>>
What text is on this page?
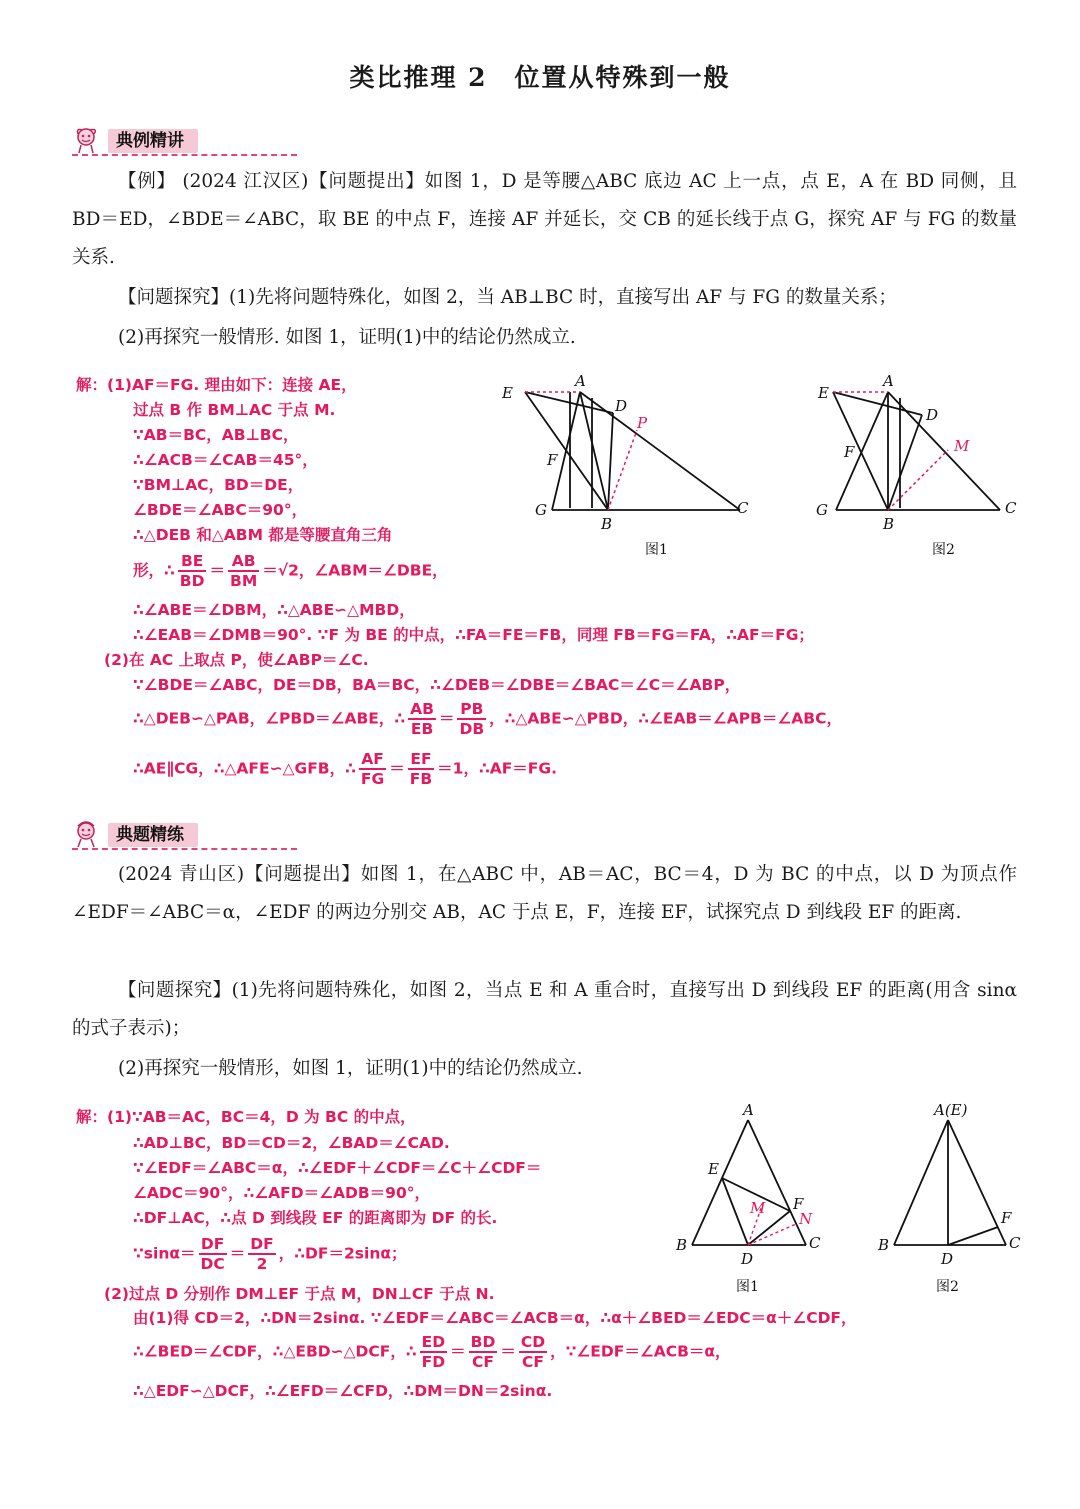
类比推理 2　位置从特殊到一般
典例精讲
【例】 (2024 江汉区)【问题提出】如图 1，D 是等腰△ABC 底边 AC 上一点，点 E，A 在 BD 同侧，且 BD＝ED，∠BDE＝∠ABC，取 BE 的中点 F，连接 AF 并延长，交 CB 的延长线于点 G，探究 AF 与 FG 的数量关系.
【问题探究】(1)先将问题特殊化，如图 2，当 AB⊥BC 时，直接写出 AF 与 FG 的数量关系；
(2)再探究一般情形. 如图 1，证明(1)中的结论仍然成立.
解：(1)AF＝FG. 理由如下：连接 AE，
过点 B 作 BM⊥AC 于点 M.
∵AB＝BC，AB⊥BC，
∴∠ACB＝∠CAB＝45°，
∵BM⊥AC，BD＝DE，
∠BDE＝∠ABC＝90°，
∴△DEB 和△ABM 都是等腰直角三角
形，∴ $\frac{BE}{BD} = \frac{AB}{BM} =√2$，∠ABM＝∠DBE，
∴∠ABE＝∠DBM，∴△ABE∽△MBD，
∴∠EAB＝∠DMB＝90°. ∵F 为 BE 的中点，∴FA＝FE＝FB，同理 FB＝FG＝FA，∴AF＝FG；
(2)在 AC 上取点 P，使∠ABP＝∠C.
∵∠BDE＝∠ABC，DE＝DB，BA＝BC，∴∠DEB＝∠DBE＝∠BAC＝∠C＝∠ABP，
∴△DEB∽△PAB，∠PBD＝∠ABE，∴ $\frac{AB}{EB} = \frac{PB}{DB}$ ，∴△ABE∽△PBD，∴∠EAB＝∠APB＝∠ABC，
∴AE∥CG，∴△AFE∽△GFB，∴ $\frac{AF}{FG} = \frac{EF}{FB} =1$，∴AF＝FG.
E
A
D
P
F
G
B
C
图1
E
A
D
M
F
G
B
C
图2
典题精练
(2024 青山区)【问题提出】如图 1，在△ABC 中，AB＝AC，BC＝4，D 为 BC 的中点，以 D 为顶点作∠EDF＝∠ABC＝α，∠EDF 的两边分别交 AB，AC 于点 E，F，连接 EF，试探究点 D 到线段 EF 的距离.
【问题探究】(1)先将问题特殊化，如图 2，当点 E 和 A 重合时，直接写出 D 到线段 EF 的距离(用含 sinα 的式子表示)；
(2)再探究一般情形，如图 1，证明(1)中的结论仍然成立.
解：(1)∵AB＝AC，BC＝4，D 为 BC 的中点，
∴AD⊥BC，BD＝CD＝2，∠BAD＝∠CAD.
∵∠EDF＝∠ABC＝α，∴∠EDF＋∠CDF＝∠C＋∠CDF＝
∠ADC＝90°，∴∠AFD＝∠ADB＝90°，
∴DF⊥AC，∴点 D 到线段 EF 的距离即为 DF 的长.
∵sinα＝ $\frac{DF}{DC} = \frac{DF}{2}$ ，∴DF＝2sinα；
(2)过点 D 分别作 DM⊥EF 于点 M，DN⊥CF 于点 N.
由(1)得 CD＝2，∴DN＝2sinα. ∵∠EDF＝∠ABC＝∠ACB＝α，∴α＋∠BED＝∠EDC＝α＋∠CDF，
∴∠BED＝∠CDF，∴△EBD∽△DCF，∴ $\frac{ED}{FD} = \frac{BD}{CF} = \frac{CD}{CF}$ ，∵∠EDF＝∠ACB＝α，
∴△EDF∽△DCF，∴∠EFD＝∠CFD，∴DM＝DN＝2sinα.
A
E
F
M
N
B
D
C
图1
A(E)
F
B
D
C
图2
<<
>>
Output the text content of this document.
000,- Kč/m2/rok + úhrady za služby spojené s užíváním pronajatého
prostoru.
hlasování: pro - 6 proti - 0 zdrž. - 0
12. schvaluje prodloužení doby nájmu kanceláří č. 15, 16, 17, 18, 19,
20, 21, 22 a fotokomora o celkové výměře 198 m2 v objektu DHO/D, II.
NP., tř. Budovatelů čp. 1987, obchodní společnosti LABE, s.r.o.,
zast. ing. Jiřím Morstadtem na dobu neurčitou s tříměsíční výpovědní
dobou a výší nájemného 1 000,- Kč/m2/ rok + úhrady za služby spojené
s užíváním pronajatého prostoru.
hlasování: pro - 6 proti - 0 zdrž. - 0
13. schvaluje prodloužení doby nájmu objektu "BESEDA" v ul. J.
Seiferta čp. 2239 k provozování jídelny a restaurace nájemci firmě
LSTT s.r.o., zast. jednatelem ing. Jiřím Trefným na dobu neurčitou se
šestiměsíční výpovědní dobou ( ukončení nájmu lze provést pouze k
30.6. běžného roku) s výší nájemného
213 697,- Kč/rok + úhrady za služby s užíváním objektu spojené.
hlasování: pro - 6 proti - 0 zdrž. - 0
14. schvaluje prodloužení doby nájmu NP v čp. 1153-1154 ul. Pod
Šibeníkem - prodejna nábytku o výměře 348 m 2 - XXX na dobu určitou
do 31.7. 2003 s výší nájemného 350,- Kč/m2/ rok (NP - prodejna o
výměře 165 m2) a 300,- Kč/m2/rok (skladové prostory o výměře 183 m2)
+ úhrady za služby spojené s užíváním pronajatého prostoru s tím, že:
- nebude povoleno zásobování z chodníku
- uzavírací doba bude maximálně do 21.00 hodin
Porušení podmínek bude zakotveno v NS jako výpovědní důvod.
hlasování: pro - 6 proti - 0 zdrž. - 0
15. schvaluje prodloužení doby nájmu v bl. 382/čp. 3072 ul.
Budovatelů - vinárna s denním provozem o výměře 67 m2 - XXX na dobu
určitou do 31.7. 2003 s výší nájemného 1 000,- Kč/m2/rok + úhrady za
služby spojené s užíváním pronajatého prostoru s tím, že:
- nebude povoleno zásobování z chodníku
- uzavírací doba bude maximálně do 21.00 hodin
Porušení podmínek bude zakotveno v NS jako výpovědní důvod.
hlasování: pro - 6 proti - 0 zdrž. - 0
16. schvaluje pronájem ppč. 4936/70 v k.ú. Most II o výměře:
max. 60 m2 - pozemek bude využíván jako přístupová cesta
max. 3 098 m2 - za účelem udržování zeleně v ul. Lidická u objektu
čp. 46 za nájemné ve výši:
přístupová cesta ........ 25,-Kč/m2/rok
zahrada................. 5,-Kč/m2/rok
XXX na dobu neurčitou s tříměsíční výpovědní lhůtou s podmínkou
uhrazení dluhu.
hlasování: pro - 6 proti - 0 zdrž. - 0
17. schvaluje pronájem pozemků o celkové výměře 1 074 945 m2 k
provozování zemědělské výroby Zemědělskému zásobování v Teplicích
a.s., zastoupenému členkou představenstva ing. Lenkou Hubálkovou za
<<
>>
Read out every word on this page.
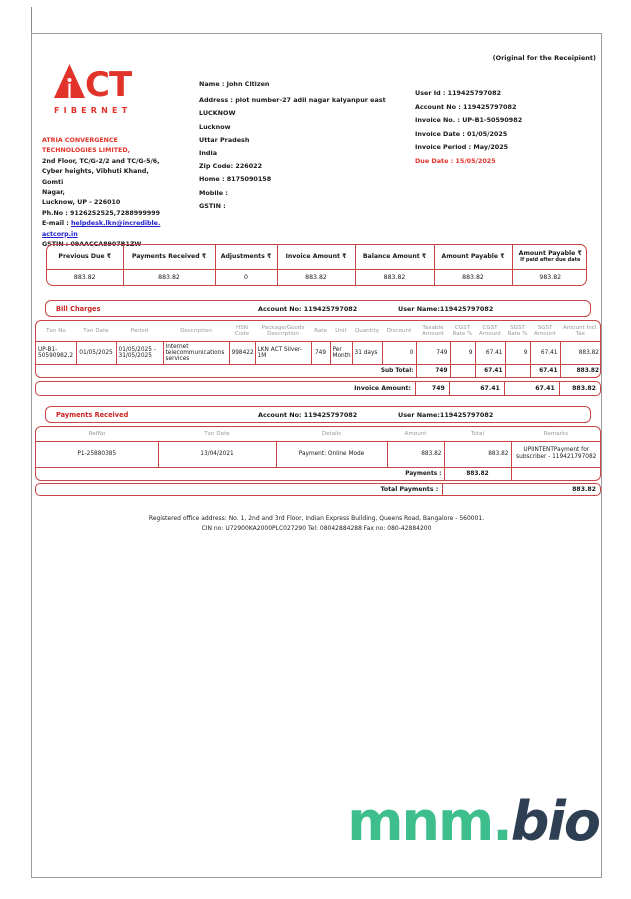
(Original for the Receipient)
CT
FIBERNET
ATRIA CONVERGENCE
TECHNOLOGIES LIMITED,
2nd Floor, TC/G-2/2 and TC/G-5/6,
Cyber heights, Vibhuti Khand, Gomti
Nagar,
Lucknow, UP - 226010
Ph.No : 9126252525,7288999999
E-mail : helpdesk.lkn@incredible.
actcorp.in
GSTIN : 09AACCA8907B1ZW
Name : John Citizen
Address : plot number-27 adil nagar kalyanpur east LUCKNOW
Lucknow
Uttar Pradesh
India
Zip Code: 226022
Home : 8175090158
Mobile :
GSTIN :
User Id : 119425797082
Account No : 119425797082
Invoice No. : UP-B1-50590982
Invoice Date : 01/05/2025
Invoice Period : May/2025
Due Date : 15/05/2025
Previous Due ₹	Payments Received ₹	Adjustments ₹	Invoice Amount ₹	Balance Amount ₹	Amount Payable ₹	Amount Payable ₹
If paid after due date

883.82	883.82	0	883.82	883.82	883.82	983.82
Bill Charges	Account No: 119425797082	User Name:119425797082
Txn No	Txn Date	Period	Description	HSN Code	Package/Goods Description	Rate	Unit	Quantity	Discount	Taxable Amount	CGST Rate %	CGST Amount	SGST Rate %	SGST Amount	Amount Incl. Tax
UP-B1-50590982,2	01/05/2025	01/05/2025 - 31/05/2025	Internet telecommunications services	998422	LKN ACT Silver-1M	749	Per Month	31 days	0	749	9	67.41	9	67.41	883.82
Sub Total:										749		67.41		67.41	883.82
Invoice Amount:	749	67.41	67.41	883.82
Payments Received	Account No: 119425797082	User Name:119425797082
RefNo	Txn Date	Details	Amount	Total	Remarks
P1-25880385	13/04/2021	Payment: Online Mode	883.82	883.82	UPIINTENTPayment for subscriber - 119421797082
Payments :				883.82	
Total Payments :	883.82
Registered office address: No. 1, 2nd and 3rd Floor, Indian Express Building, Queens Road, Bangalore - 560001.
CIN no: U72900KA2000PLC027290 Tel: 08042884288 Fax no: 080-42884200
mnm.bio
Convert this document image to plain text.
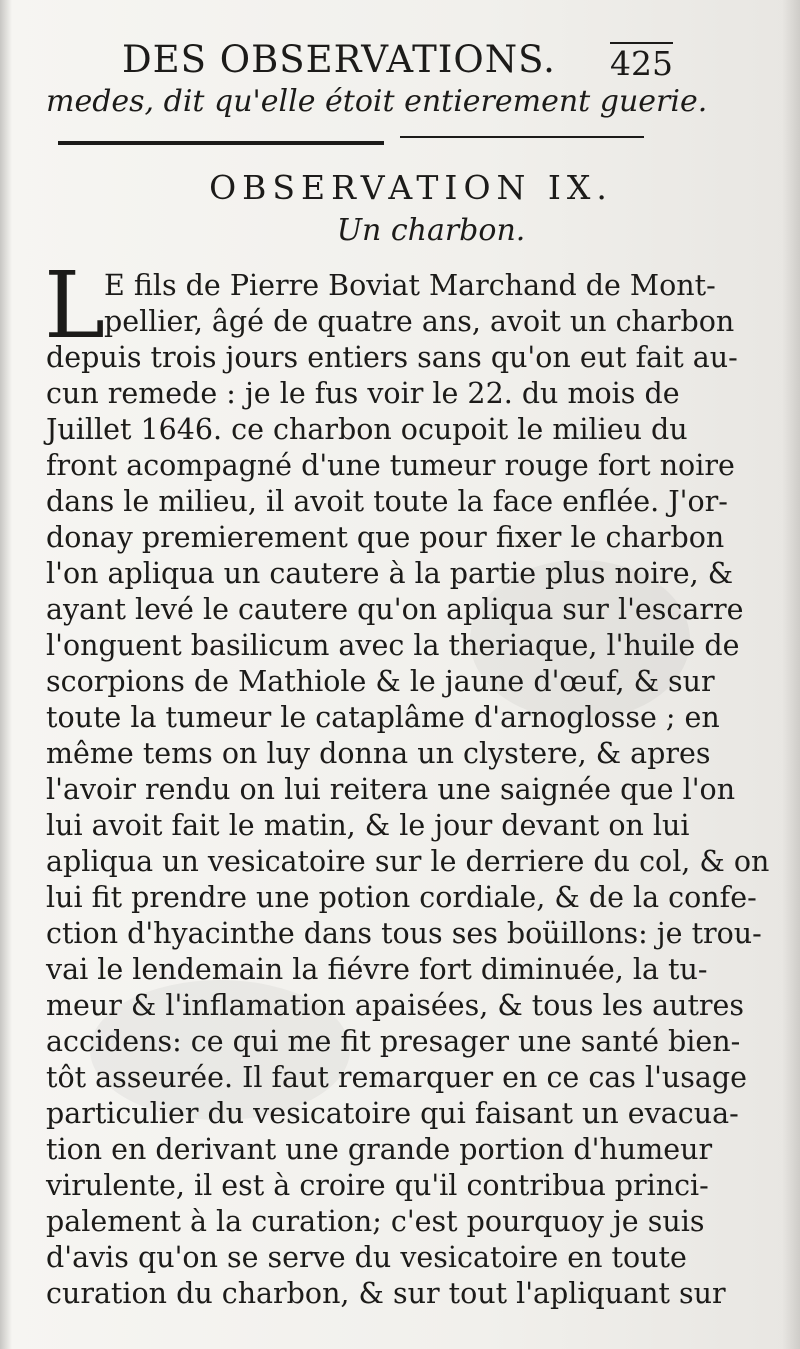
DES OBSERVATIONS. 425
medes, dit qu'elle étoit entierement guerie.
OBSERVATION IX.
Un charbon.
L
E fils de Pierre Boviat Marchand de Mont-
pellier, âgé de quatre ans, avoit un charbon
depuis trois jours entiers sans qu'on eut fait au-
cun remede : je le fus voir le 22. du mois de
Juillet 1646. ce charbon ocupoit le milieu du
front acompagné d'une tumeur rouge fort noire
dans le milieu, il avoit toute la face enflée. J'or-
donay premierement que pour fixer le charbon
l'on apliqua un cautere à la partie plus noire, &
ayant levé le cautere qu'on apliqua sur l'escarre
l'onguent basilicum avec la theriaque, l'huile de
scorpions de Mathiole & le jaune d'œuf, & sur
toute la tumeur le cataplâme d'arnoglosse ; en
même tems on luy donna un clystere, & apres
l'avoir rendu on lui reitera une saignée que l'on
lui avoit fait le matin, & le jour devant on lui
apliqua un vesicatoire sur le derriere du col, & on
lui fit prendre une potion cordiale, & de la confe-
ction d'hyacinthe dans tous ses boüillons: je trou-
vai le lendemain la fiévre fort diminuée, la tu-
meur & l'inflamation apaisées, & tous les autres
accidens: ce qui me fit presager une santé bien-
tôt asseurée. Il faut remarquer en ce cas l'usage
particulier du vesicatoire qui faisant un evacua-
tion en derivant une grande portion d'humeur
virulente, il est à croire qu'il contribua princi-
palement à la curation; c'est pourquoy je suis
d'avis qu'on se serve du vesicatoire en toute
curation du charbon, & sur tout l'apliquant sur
<<
§ JOB: Copy all lines above containing the string "provozování".

§ FULL SOLUTION:
Seiferta čp. 2239 k provozování jídelny a restaurace nájemci firmě
provozování zemědělské výroby Zemědělskému zásobování v Teplicích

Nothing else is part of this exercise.